WHAT TO DO -> Print every one of these lines without any changes.

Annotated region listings
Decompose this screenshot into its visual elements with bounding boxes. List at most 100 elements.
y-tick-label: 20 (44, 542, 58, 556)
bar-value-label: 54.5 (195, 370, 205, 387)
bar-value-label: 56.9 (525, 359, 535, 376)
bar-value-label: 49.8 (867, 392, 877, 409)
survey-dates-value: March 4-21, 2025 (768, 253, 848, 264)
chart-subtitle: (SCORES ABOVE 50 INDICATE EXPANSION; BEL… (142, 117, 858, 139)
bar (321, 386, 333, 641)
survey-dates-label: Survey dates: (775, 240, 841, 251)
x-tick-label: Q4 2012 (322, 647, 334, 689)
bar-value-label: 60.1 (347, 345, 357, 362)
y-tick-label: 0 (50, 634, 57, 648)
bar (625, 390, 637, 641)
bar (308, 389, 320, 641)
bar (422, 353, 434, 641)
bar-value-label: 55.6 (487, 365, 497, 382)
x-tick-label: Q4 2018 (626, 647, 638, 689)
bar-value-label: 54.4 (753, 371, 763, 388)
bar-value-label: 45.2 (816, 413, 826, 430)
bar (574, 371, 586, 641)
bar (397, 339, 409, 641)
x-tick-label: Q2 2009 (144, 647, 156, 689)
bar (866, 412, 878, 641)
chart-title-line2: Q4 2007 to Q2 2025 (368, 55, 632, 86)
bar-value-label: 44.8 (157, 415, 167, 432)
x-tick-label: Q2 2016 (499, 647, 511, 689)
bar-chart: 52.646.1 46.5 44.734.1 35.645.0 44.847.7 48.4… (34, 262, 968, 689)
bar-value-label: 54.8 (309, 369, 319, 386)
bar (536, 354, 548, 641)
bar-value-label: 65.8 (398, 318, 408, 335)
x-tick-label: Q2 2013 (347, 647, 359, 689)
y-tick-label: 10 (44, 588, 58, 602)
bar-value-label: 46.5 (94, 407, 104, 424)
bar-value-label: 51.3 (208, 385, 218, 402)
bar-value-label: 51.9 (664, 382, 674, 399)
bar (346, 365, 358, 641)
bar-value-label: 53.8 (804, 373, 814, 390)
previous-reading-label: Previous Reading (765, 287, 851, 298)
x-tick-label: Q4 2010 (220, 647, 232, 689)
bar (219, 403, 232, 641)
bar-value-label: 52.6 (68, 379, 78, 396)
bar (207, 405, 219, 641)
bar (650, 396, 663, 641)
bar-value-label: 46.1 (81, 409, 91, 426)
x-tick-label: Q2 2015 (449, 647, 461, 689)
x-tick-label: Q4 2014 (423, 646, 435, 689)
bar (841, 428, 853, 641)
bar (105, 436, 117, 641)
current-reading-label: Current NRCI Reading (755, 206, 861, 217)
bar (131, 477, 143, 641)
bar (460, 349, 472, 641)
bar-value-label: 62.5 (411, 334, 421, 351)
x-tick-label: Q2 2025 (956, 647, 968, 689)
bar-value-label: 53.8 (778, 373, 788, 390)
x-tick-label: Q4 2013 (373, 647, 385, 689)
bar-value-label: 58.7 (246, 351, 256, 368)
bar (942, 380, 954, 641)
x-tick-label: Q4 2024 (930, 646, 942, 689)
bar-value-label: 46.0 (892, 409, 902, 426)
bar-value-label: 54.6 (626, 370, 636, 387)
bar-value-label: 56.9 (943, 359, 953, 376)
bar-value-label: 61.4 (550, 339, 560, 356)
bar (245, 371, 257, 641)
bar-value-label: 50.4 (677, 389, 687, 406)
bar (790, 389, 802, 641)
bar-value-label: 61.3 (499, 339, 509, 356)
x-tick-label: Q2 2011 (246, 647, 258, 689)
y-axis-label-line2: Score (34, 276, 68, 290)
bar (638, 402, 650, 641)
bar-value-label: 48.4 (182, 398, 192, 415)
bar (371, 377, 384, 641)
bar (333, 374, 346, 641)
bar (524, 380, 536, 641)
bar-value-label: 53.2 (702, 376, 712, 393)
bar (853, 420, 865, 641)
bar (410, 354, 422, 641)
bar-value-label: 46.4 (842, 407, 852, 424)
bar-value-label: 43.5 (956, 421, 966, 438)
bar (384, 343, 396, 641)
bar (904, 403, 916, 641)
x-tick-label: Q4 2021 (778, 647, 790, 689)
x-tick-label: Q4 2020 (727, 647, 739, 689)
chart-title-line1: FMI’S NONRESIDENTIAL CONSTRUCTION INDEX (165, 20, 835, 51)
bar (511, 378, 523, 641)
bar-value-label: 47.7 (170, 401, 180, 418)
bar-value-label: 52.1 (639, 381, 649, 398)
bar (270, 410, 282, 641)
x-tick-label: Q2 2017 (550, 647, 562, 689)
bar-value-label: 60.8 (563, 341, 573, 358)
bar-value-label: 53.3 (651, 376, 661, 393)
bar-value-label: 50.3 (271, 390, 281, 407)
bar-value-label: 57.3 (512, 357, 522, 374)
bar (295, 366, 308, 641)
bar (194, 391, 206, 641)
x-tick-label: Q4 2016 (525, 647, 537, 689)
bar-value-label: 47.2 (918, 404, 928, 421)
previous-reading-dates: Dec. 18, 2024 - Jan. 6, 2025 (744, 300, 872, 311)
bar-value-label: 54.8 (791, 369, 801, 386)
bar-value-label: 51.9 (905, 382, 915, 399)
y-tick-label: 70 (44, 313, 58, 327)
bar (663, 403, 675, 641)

TASK RESPONSE ->
Decompose this screenshot into its visual elements with bounding boxes. List at most 100 elements.
y-tick-label: 20 (44, 542, 58, 556)
bar-value-label: 54.5 (195, 370, 205, 387)
bar-value-label: 56.9 (525, 359, 535, 376)
bar-value-label: 49.8 (867, 392, 877, 409)
survey-dates-value: March 4-21, 2025 (768, 253, 848, 264)
chart-subtitle: (SCORES ABOVE 50 INDICATE EXPANSION; BEL… (142, 117, 858, 139)
bar (321, 386, 333, 641)
survey-dates-label: Survey dates: (775, 240, 841, 251)
x-tick-label: Q4 2012 (322, 647, 334, 689)
bar-value-label: 60.1 (347, 345, 357, 362)
y-tick-label: 0 (50, 634, 57, 648)
bar (625, 390, 637, 641)
bar (308, 389, 320, 641)
bar (422, 353, 434, 641)
bar-value-label: 55.6 (487, 365, 497, 382)
x-tick-label: Q4 2018 (626, 647, 638, 689)
bar-value-label: 54.4 (753, 371, 763, 388)
bar-value-label: 45.2 (816, 413, 826, 430)
bar (574, 371, 586, 641)
bar (397, 339, 409, 641)
x-tick-label: Q2 2009 (144, 647, 156, 689)
bar (866, 412, 878, 641)
chart-title-line2: Q4 2007 to Q2 2025 (368, 55, 632, 86)
bar-value-label: 44.8 (157, 415, 167, 432)
x-tick-label: Q2 2016 (499, 647, 511, 689)
bar-chart: 52.646.1 46.5 44.734.1 35.645.0 44.847.7 48.4… (34, 262, 968, 689)
bar-value-label: 54.8 (309, 369, 319, 386)
bar (536, 354, 548, 641)
bar-value-label: 65.8 (398, 318, 408, 335)
x-tick-label: Q2 2013 (347, 647, 359, 689)
y-tick-label: 10 (44, 588, 58, 602)
bar-value-label: 46.5 (94, 407, 104, 424)
bar-value-label: 51.3 (208, 385, 218, 402)
bar-value-label: 51.9 (664, 382, 674, 399)
bar (346, 365, 358, 641)
bar-value-label: 53.8 (804, 373, 814, 390)
previous-reading-label: Previous Reading (765, 287, 851, 298)
x-tick-label: Q4 2010 (220, 647, 232, 689)
bar (219, 403, 232, 641)
bar-value-label: 52.6 (68, 379, 78, 396)
bar (207, 405, 219, 641)
bar (650, 396, 663, 641)
bar-value-label: 46.1 (81, 409, 91, 426)
x-tick-label: Q2 2015 (449, 647, 461, 689)
x-tick-label: Q4 2014 (423, 646, 435, 689)
bar (841, 428, 853, 641)
bar (105, 436, 117, 641)
current-reading-label: Current NRCI Reading (755, 206, 861, 217)
bar (131, 477, 143, 641)
bar (460, 349, 472, 641)
bar-value-label: 62.5 (411, 334, 421, 351)
x-tick-label: Q2 2025 (956, 647, 968, 689)
bar-value-label: 53.8 (778, 373, 788, 390)
x-tick-label: Q4 2013 (373, 647, 385, 689)
bar-value-label: 58.7 (246, 351, 256, 368)
bar (942, 380, 954, 641)
x-tick-label: Q4 2024 (930, 646, 942, 689)
bar-value-label: 46.0 (892, 409, 902, 426)
bar-value-label: 54.6 (626, 370, 636, 387)
bar-value-label: 56.9 (943, 359, 953, 376)
bar-value-label: 61.4 (550, 339, 560, 356)
bar (245, 371, 257, 641)
bar-value-label: 50.4 (677, 389, 687, 406)
bar (790, 389, 802, 641)
bar-value-label: 61.3 (499, 339, 509, 356)
x-tick-label: Q2 2011 (246, 647, 258, 689)
y-axis-label-line2: Score (34, 276, 68, 290)
bar (638, 402, 650, 641)
bar-value-label: 48.4 (182, 398, 192, 415)
bar (371, 377, 384, 641)
bar (333, 374, 346, 641)
bar (524, 380, 536, 641)
bar-value-label: 53.2 (702, 376, 712, 393)
bar (853, 420, 865, 641)
bar (410, 354, 422, 641)
bar-value-label: 46.4 (842, 407, 852, 424)
bar-value-label: 43.5 (956, 421, 966, 438)
bar (384, 343, 396, 641)
bar (904, 403, 916, 641)
x-tick-label: Q4 2021 (778, 647, 790, 689)
x-tick-label: Q4 2020 (727, 647, 739, 689)
chart-title-line1: FMI’S NONRESIDENTIAL CONSTRUCTION INDEX (165, 20, 835, 51)
bar (511, 378, 523, 641)
bar-value-label: 47.7 (170, 401, 180, 418)
bar-value-label: 52.1 (639, 381, 649, 398)
bar (270, 410, 282, 641)
x-tick-label: Q2 2017 (550, 647, 562, 689)
bar-value-label: 60.8 (563, 341, 573, 358)
bar-value-label: 53.3 (651, 376, 661, 393)
bar-value-label: 50.3 (271, 390, 281, 407)
bar-value-label: 57.3 (512, 357, 522, 374)
bar (295, 366, 308, 641)
bar (194, 391, 206, 641)
x-tick-label: Q4 2016 (525, 647, 537, 689)
bar-value-label: 47.2 (918, 404, 928, 421)
previous-reading-dates: Dec. 18, 2024 - Jan. 6, 2025 (744, 300, 872, 311)
bar-value-label: 54.8 (791, 369, 801, 386)
bar-value-label: 51.9 (905, 382, 915, 399)
y-tick-label: 70 (44, 313, 58, 327)
bar (663, 403, 675, 641)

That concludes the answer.